[Dataset items]
◇ ◇ ◇ ◇

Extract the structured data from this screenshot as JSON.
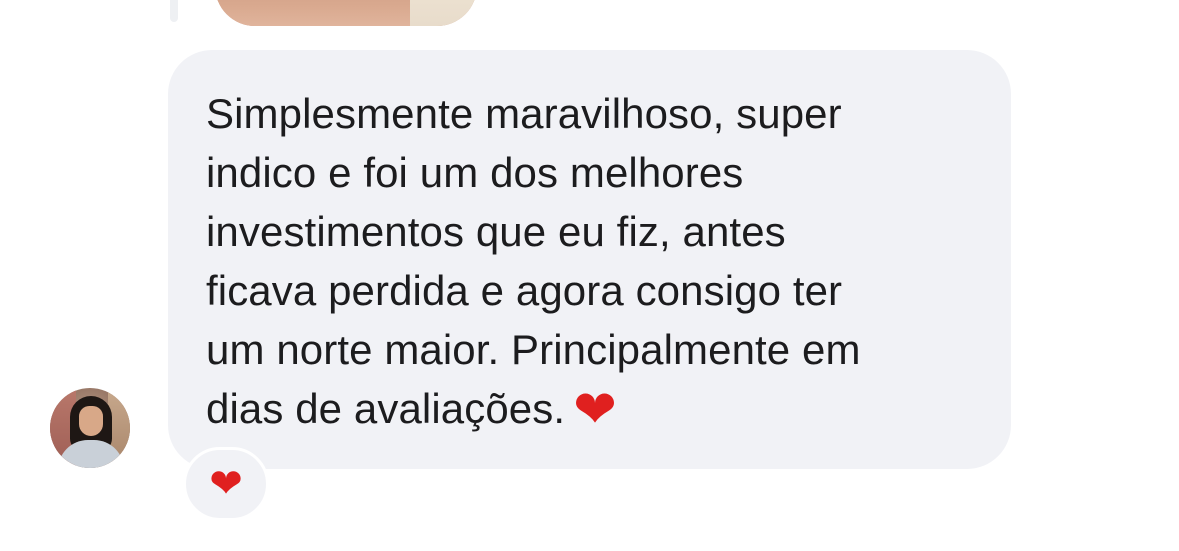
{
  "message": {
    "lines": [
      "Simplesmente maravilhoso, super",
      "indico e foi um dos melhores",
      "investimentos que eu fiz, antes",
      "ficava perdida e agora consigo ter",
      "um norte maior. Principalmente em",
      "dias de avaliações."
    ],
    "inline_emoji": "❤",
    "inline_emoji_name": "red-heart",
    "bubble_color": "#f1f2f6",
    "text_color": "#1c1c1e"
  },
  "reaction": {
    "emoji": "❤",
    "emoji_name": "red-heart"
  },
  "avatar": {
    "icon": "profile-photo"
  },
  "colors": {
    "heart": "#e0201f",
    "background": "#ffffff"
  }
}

◇ ◇ ◇ ◇

--- Description of the task ---
Your task is to repeat the data above exactly while excluding the pictures.

--- Completed exercise ---
Extract the structured data from this screenshot as JSON.
{
  "message": {
    "lines": [
      "Simplesmente maravilhoso, super",
      "indico e foi um dos melhores",
      "investimentos que eu fiz, antes",
      "ficava perdida e agora consigo ter",
      "um norte maior. Principalmente em",
      "dias de avaliações."
    ],
    "inline_emoji": "❤",
    "inline_emoji_name": "red-heart",
    "bubble_color": "#f1f2f6",
    "text_color": "#1c1c1e"
  },
  "reaction": {
    "emoji": "❤",
    "emoji_name": "red-heart"
  },
  "avatar": {
    "icon": "profile-photo"
  },
  "colors": {
    "heart": "#e0201f",
    "background": "#ffffff"
  }
}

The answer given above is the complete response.